▶ **TEXT**:
*****

Auf einem Felsensporn gegenüber des Traunstein gelegen ist sie aus der Ferne bereits sichtbar, bevor sich der Traunsee zeigt. Den meisten ist das Bauwerk als Russenvilla bekannt, was den Erbauerinnen des Frühwerkes von Theophil Hansen zu verdanken ist. Zugleich wird dieses Haus auch als Villa Pantschoulidzeff bezeichnet, weil dies der Name der Aristokratenfamilie des Schwesternpaares georgisch-russischer Abstammung war. Wie Sophie und Ludmilla Pantschoulidzeff nach Traunkirchen kamen, ist unbekannt, sicher jedoch wissen wir, dass sie 1852 zur Kur in Bad Ischl Station machten, da es einen Eintrag in die Kurliste der Stadt gibt.1 

Der beauftrage Architekt Theophil Hansen ist es auch, der als erster einen Artikel zu der Villa veröffentlicht. Darin beschriebt er in einem kurzen Textbeitrag wie das Haus aufgetelit ist und sogar mit welchen Firmen er bei der Errichtung zusammengearbeitet hat. 

Im Jahr 1852 erhielt ich von dem Fräulein von Pantchoulidzeff den Auftrag zum Bau einer Villa in dem kleinen nur von Landleuten bewohnten, jedoch in reizender Lage auf einem vorspringenden Felsen am Gmundner- oder Traunsee sich erhebenden Orte Traunkirchen.2

Die dem Artikel in der Allgemeinen Bauzeitung aus dem Jahr 1857 beigelegten Grundrisse und Ansichten zeigen ein reichhaltiges Ausstattungsprogramm, von der Gartenanlage bis ins Innere. Die Wände der Innenräume waren in beiden Vollgeschossen mit Malereien ausgestattet und im Keller befand sich eine zentrale Heizanlage, die über ein System mitgemauerter Schächte heiße Luft im ganzen Haus verteilte.

*****

▶ **ANGEZEIGTE DATEN**:
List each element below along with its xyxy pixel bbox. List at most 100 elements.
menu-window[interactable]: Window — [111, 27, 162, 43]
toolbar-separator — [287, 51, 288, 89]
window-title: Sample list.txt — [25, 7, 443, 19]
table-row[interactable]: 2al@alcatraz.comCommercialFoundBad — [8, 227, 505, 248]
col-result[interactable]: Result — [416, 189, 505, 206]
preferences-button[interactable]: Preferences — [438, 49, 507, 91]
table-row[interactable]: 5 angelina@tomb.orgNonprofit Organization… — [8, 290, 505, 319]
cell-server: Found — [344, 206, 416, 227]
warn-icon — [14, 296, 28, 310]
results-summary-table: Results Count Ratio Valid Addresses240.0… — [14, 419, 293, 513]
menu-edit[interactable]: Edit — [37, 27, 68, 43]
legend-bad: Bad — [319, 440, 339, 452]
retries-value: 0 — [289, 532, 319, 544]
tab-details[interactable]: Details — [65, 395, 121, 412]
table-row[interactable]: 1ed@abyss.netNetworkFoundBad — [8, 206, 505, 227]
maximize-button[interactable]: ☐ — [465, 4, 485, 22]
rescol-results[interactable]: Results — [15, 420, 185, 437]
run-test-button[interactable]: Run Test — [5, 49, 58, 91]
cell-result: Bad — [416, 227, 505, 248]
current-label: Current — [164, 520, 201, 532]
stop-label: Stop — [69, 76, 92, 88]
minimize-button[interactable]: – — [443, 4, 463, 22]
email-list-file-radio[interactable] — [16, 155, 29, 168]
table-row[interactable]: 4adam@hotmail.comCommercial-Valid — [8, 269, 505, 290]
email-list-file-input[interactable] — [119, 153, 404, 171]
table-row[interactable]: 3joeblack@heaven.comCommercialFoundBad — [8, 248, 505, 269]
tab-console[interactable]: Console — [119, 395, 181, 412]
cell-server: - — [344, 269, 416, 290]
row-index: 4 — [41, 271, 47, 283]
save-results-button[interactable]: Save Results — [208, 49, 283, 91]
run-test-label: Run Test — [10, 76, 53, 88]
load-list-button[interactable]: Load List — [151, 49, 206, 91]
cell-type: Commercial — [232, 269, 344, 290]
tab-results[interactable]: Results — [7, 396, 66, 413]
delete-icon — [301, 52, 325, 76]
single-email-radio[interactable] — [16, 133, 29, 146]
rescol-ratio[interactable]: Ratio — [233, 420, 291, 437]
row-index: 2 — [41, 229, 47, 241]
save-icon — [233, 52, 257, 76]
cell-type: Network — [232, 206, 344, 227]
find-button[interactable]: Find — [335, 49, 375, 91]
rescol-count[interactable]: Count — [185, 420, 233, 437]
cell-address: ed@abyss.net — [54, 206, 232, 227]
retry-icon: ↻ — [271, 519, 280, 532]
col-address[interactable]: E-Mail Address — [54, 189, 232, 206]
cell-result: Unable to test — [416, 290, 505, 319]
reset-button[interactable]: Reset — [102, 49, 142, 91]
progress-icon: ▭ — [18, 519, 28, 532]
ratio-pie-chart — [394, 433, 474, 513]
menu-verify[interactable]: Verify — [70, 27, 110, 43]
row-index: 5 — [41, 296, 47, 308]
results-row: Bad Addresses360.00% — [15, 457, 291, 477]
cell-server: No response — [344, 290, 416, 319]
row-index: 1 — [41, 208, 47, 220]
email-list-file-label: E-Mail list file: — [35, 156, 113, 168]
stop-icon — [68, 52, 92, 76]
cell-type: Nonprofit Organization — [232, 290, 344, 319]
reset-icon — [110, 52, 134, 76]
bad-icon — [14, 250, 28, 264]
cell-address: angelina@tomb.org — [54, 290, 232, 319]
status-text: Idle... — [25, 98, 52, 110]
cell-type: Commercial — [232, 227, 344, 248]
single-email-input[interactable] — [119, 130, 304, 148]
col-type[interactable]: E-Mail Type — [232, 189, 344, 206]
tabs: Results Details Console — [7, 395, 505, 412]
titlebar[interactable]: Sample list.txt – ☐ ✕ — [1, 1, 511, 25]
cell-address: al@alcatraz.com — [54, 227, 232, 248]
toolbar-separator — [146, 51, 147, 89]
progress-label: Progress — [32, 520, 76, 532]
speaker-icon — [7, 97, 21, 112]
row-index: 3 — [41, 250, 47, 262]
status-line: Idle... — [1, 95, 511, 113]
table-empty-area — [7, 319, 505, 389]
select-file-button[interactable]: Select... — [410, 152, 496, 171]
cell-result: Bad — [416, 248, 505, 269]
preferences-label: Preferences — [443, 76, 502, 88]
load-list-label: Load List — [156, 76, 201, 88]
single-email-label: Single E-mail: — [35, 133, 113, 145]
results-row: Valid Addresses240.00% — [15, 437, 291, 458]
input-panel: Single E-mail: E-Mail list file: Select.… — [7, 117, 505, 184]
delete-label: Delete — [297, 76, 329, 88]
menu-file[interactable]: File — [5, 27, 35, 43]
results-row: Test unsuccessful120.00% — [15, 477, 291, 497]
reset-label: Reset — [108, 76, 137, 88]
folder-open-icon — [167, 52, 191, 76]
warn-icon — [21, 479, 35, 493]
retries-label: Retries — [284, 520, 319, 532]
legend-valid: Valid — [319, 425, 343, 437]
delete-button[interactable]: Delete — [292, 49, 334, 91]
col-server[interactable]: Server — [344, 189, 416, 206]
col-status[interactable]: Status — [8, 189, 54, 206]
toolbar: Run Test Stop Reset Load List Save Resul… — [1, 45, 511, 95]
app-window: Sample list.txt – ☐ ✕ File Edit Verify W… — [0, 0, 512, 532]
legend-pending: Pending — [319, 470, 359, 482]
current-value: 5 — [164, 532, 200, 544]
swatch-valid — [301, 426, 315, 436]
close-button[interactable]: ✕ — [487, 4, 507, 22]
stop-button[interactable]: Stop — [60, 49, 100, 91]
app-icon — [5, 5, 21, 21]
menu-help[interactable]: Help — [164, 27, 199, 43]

*****

▶ **AUFGABEN**:
A) Nenne alle Personen, die im Text über die Russenvilla mit Vor- und Nachnamen genannt werden.
B) Führe den Text über die Russenvilla bitte im Anschluss an seinen letzten Satz fort.
Die Datensätze spielen hierfür keine Rolle.

▶ **DIE ANTWORTEN**:
A) Theophil Hansen, Sophie Pantschoulidzeff, Ludmilla Pantschoulidzeff

B)
Ende des 19 Jh. wird die Villa an einen Herrn Heine aus Magdeburg verkauft und ab sofort als Villa Heine bezeichnet. Das bezeugt vor allem eine Anzeige im Neuen Wiener Tagesblatt von 1906, in der die Villa Heine als Feriendomizil zur Miete angeboten wird.3 1923 kauft Ludwig Brixel das Haus und die Villa erhält den Namen Villa Carla, nach dessen Frau. Von dieser Zeit ist ein Gästebuch auf uns gekommen, das den Namen am Titelblatt trägt.

 

 

Danach folgten ein paar kurzweiligere Besitzverhältnisse, bis wir nun schließlich ein Haus vor uns haben, das nach einigen Jahren Leerstand umgangssprachlich vor allem als Russenvilla bekannt ist. Es hielt sich also die Reminiszenz an die Erbauerinnen des Hauses. Die unterschiedlichen Namen sind zugleich Zeugnis der Besitzgeschichte und machen sichtbar wie stark die ehemaligen Eigentümerfamilien mit der Villa in einer persönlichen Beziehung standen.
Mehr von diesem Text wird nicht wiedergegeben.